§ Your instructions: Return the entries below in their exact form, leaving the pictures out.
begin Recorded information
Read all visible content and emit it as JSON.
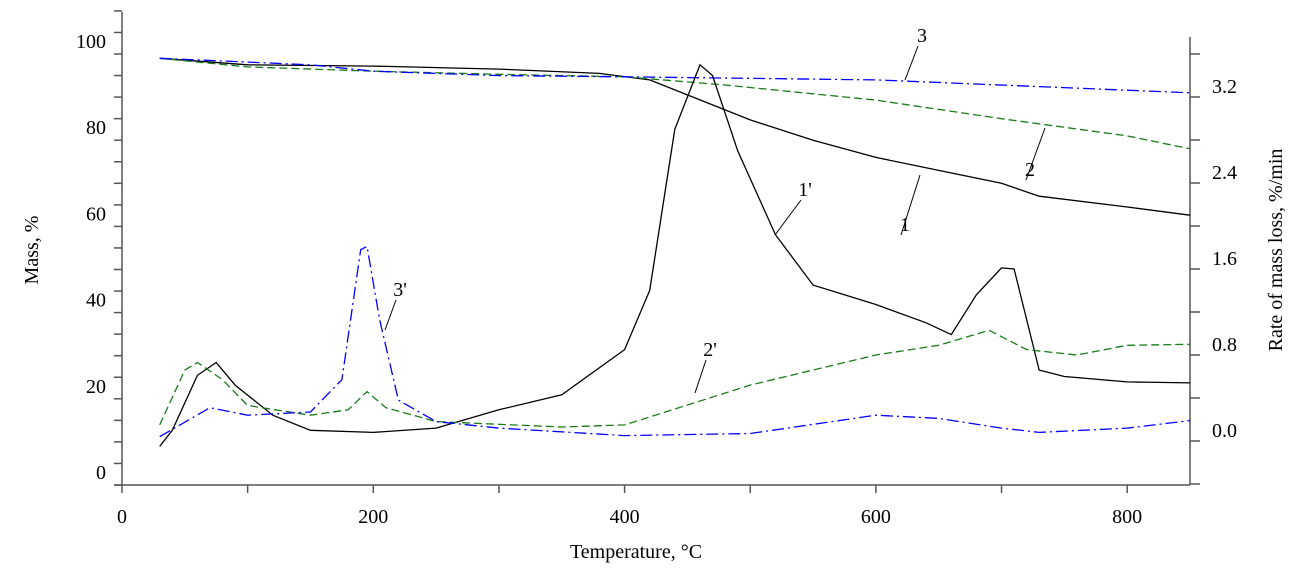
{
  "chart_data": {
    "type": "line",
    "xlabel": "Temperature, °C",
    "ylabel": "Mass, %",
    "y2label": "Rate of mass loss, %/min",
    "xlim": [
      0,
      850
    ],
    "ylim": [
      0,
      110
    ],
    "y2lim": [
      -0.4,
      3.77
    ],
    "xticks": [
      "0",
      "200",
      "400",
      "600",
      "800"
    ],
    "yticks": [
      "0",
      "20",
      "40",
      "60",
      "80",
      "100"
    ],
    "y2ticks": [
      "0.0",
      "0.8",
      "1.6",
      "2.4",
      "3.2"
    ],
    "grid": false,
    "series": [
      {
        "name": "1",
        "axis": "left",
        "color": "#000000",
        "style": "solid",
        "x": [
          30,
          100,
          200,
          300,
          380,
          420,
          450,
          500,
          550,
          600,
          650,
          700,
          730,
          800,
          850
        ],
        "y": [
          99,
          97.5,
          97.2,
          96.5,
          95.5,
          94,
          90.5,
          84.7,
          80,
          76,
          73,
          70,
          67,
          64.5,
          62.6
        ]
      },
      {
        "name": "2",
        "axis": "left",
        "color": "#1a7a1a",
        "style": "dash",
        "x": [
          30,
          100,
          200,
          300,
          400,
          480,
          600,
          700,
          800,
          850
        ],
        "y": [
          99,
          97,
          96,
          95.3,
          94.7,
          92.8,
          89.3,
          85,
          81,
          78
        ]
      },
      {
        "name": "3",
        "axis": "left",
        "color": "#0000ff",
        "style": "dashdot",
        "x": [
          30,
          150,
          200,
          300,
          400,
          600,
          850
        ],
        "y": [
          99,
          97.5,
          96,
          95,
          94.7,
          94,
          91
        ]
      },
      {
        "name": "1'",
        "axis": "right",
        "color": "#000000",
        "style": "solid",
        "x": [
          30,
          40,
          60,
          75,
          90,
          120,
          150,
          200,
          250,
          300,
          350,
          400,
          420,
          440,
          460,
          470,
          490,
          520,
          550,
          600,
          640,
          660,
          680,
          700,
          710,
          730,
          750,
          800,
          850
        ],
        "y": [
          -0.05,
          0.1,
          0.61,
          0.73,
          0.52,
          0.24,
          0.1,
          0.08,
          0.12,
          0.29,
          0.43,
          0.85,
          1.4,
          2.9,
          3.5,
          3.4,
          2.7,
          1.92,
          1.45,
          1.27,
          1.1,
          0.99,
          1.36,
          1.61,
          1.6,
          0.66,
          0.6,
          0.55,
          0.54
        ]
      },
      {
        "name": "2'",
        "axis": "right",
        "color": "#1a7a1a",
        "style": "dash",
        "x": [
          30,
          50,
          60,
          80,
          100,
          150,
          180,
          195,
          210,
          250,
          350,
          400,
          500,
          600,
          650,
          690,
          720,
          760,
          800,
          850
        ],
        "y": [
          0.15,
          0.66,
          0.73,
          0.57,
          0.33,
          0.24,
          0.29,
          0.46,
          0.31,
          0.18,
          0.13,
          0.15,
          0.52,
          0.8,
          0.89,
          1.03,
          0.85,
          0.8,
          0.89,
          0.9
        ]
      },
      {
        "name": "3'",
        "axis": "right",
        "color": "#0000ff",
        "style": "dashdot",
        "x": [
          30,
          70,
          100,
          150,
          175,
          190,
          195,
          205,
          220,
          250,
          300,
          400,
          500,
          600,
          650,
          700,
          730,
          800,
          850
        ],
        "y": [
          0.04,
          0.31,
          0.24,
          0.27,
          0.57,
          1.78,
          1.81,
          1.13,
          0.38,
          0.18,
          0.12,
          0.05,
          0.07,
          0.24,
          0.21,
          0.12,
          0.08,
          0.12,
          0.19
        ]
      }
    ],
    "annotations": [
      "3",
      "2",
      "1",
      "1'",
      "3'",
      "2'"
    ]
  }
}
end Recorded information
§ Problem solution:
Read all visible content and emit it as JSON.
{
  "chart_data": {
    "type": "line",
    "xlabel": "Temperature, °C",
    "ylabel": "Mass, %",
    "y2label": "Rate of mass loss, %/min",
    "xlim": [
      0,
      850
    ],
    "ylim": [
      0,
      110
    ],
    "y2lim": [
      -0.4,
      3.77
    ],
    "xticks": [
      "0",
      "200",
      "400",
      "600",
      "800"
    ],
    "yticks": [
      "0",
      "20",
      "40",
      "60",
      "80",
      "100"
    ],
    "y2ticks": [
      "0.0",
      "0.8",
      "1.6",
      "2.4",
      "3.2"
    ],
    "grid": false,
    "series": [
      {
        "name": "1",
        "axis": "left",
        "color": "#000000",
        "style": "solid",
        "x": [
          30,
          100,
          200,
          300,
          380,
          420,
          450,
          500,
          550,
          600,
          650,
          700,
          730,
          800,
          850
        ],
        "y": [
          99,
          97.5,
          97.2,
          96.5,
          95.5,
          94,
          90.5,
          84.7,
          80,
          76,
          73,
          70,
          67,
          64.5,
          62.6
        ]
      },
      {
        "name": "2",
        "axis": "left",
        "color": "#1a7a1a",
        "style": "dash",
        "x": [
          30,
          100,
          200,
          300,
          400,
          480,
          600,
          700,
          800,
          850
        ],
        "y": [
          99,
          97,
          96,
          95.3,
          94.7,
          92.8,
          89.3,
          85,
          81,
          78
        ]
      },
      {
        "name": "3",
        "axis": "left",
        "color": "#0000ff",
        "style": "dashdot",
        "x": [
          30,
          150,
          200,
          300,
          400,
          600,
          850
        ],
        "y": [
          99,
          97.5,
          96,
          95,
          94.7,
          94,
          91
        ]
      },
      {
        "name": "1'",
        "axis": "right",
        "color": "#000000",
        "style": "solid",
        "x": [
          30,
          40,
          60,
          75,
          90,
          120,
          150,
          200,
          250,
          300,
          350,
          400,
          420,
          440,
          460,
          470,
          490,
          520,
          550,
          600,
          640,
          660,
          680,
          700,
          710,
          730,
          750,
          800,
          850
        ],
        "y": [
          -0.05,
          0.1,
          0.61,
          0.73,
          0.52,
          0.24,
          0.1,
          0.08,
          0.12,
          0.29,
          0.43,
          0.85,
          1.4,
          2.9,
          3.5,
          3.4,
          2.7,
          1.92,
          1.45,
          1.27,
          1.1,
          0.99,
          1.36,
          1.61,
          1.6,
          0.66,
          0.6,
          0.55,
          0.54
        ]
      },
      {
        "name": "2'",
        "axis": "right",
        "color": "#1a7a1a",
        "style": "dash",
        "x": [
          30,
          50,
          60,
          80,
          100,
          150,
          180,
          195,
          210,
          250,
          350,
          400,
          500,
          600,
          650,
          690,
          720,
          760,
          800,
          850
        ],
        "y": [
          0.15,
          0.66,
          0.73,
          0.57,
          0.33,
          0.24,
          0.29,
          0.46,
          0.31,
          0.18,
          0.13,
          0.15,
          0.52,
          0.8,
          0.89,
          1.03,
          0.85,
          0.8,
          0.89,
          0.9
        ]
      },
      {
        "name": "3'",
        "axis": "right",
        "color": "#0000ff",
        "style": "dashdot",
        "x": [
          30,
          70,
          100,
          150,
          175,
          190,
          195,
          205,
          220,
          250,
          300,
          400,
          500,
          600,
          650,
          700,
          730,
          800,
          850
        ],
        "y": [
          0.04,
          0.31,
          0.24,
          0.27,
          0.57,
          1.78,
          1.81,
          1.13,
          0.38,
          0.18,
          0.12,
          0.05,
          0.07,
          0.24,
          0.21,
          0.12,
          0.08,
          0.12,
          0.19
        ]
      }
    ],
    "annotations": [
      "3",
      "2",
      "1",
      "1'",
      "3'",
      "2'"
    ]
  }
}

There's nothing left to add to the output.